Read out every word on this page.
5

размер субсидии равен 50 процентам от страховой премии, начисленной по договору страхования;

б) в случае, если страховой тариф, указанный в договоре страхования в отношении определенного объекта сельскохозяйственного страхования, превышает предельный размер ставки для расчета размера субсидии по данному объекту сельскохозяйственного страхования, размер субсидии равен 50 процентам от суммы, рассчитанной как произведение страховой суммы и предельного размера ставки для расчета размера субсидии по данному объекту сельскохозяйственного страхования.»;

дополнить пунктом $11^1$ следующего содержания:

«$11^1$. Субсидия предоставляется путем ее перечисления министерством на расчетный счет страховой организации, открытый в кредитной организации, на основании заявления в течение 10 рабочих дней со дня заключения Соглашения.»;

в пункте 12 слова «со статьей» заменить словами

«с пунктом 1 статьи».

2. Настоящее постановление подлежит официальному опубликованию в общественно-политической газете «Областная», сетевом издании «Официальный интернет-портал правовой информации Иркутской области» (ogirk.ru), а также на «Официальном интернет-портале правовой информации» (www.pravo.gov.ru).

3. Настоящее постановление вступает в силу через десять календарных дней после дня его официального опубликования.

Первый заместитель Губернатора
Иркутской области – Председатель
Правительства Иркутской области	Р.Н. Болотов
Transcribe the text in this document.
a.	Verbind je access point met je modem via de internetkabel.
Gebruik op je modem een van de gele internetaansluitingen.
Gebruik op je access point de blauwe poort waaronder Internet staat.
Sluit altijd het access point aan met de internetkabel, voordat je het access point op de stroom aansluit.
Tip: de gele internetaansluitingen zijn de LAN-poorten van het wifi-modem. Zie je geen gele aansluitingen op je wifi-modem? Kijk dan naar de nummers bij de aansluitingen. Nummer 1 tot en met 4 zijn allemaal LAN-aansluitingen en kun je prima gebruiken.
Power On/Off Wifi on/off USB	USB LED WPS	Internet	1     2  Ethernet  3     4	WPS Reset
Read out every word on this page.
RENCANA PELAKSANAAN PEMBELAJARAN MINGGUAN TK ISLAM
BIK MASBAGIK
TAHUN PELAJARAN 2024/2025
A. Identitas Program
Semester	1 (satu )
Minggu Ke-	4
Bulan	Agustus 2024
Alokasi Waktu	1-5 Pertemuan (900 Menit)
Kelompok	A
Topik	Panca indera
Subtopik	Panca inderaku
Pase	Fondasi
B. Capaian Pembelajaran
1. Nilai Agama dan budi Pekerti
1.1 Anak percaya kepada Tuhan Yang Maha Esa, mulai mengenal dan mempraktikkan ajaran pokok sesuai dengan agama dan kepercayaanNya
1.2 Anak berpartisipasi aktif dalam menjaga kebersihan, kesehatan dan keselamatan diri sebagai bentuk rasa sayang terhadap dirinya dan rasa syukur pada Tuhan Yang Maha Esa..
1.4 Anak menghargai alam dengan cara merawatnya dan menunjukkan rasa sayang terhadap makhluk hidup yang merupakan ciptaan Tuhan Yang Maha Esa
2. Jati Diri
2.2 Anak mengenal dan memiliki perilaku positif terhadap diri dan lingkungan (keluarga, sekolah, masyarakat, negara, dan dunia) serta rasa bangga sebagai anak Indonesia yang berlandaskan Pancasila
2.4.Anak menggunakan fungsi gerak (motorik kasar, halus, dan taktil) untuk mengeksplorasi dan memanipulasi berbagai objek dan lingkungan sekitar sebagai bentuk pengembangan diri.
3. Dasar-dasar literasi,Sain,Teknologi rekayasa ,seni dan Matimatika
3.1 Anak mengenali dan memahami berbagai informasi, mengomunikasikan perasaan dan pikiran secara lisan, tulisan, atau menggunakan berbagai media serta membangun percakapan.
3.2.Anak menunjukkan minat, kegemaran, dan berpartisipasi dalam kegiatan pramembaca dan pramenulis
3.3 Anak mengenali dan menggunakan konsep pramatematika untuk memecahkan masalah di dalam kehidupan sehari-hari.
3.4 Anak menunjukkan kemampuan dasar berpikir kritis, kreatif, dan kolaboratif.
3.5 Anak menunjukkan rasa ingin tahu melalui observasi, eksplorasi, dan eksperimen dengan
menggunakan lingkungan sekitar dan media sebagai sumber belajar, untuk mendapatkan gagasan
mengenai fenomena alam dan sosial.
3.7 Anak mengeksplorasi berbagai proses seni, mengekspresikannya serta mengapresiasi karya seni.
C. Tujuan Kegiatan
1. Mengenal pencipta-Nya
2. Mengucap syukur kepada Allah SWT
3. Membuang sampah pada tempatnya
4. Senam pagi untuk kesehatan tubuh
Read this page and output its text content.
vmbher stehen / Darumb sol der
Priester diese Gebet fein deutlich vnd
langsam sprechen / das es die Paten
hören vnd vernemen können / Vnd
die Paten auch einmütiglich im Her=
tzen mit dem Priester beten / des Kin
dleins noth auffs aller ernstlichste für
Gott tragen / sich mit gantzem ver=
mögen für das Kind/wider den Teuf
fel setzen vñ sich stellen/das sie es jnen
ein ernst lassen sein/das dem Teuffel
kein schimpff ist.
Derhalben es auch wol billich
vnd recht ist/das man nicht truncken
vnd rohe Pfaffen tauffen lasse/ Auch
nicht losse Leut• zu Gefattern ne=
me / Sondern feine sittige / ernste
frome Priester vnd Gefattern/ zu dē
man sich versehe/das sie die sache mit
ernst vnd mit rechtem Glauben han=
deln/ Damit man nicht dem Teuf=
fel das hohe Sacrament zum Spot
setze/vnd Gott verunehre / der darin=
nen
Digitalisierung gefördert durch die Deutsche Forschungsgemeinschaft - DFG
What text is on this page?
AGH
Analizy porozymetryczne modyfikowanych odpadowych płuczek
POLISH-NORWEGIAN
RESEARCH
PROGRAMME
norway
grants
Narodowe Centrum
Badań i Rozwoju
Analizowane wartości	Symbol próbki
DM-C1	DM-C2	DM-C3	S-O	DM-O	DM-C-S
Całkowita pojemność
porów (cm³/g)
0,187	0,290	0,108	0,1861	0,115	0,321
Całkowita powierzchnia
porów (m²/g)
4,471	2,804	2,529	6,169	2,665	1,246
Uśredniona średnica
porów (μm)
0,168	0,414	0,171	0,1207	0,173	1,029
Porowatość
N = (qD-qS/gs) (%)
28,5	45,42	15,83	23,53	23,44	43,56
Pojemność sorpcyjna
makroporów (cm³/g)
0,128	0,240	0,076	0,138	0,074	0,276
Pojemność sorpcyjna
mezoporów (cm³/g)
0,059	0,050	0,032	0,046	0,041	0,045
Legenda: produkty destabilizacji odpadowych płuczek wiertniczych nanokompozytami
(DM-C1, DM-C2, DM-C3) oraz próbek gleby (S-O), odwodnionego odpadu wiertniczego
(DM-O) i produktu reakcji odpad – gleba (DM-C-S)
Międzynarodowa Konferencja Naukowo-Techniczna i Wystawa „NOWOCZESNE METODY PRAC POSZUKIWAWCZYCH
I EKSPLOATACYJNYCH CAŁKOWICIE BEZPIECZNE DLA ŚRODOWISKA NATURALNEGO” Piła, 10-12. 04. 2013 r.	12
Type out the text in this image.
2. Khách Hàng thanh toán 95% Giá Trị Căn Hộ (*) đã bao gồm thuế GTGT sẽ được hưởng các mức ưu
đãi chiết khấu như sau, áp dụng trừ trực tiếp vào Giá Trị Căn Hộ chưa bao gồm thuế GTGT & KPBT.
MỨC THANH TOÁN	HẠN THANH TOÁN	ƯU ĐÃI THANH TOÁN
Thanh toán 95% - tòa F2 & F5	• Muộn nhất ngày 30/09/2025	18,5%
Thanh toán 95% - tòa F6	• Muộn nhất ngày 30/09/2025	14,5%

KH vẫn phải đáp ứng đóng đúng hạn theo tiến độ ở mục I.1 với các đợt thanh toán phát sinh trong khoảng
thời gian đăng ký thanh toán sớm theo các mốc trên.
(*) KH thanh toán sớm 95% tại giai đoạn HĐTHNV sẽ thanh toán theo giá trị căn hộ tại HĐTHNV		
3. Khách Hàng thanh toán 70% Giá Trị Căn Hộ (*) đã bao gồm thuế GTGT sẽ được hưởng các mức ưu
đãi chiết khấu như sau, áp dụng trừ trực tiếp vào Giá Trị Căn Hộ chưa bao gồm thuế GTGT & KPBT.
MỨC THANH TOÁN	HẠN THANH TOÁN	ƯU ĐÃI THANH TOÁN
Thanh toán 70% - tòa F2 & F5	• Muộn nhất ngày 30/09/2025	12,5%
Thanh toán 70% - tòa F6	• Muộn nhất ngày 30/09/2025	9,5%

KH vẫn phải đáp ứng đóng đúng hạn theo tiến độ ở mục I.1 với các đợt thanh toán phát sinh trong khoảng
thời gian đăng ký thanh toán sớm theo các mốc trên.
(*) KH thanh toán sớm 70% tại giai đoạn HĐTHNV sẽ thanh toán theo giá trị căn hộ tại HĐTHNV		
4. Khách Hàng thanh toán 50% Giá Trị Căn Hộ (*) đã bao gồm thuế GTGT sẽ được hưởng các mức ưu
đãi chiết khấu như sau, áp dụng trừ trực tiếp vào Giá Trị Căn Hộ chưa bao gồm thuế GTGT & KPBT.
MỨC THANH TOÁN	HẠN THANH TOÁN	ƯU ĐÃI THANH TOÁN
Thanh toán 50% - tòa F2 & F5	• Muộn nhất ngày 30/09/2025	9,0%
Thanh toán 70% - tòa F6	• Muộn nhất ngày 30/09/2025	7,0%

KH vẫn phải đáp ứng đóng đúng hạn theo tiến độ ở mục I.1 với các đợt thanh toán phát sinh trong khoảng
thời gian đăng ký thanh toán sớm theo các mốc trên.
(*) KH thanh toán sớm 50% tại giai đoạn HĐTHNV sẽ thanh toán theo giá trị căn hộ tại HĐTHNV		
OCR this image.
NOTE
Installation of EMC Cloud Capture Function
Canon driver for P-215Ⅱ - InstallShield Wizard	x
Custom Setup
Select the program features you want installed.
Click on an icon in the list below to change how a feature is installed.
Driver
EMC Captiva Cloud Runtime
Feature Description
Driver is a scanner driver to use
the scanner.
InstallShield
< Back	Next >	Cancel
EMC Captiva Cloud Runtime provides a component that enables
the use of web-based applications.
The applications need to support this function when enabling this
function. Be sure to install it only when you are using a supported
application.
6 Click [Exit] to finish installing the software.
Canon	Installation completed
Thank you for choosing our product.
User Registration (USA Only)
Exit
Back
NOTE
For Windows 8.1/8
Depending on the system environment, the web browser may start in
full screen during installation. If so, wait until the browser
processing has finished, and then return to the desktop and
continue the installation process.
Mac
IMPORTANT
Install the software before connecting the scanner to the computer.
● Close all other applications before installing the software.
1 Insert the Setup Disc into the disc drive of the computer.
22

******************************

AIM OF THE EXERCISE: Go through the listing above line by line and say how many lines hold the word "internetkabel". Reply with that number only.

SOLUTION TO THIS TASK: 2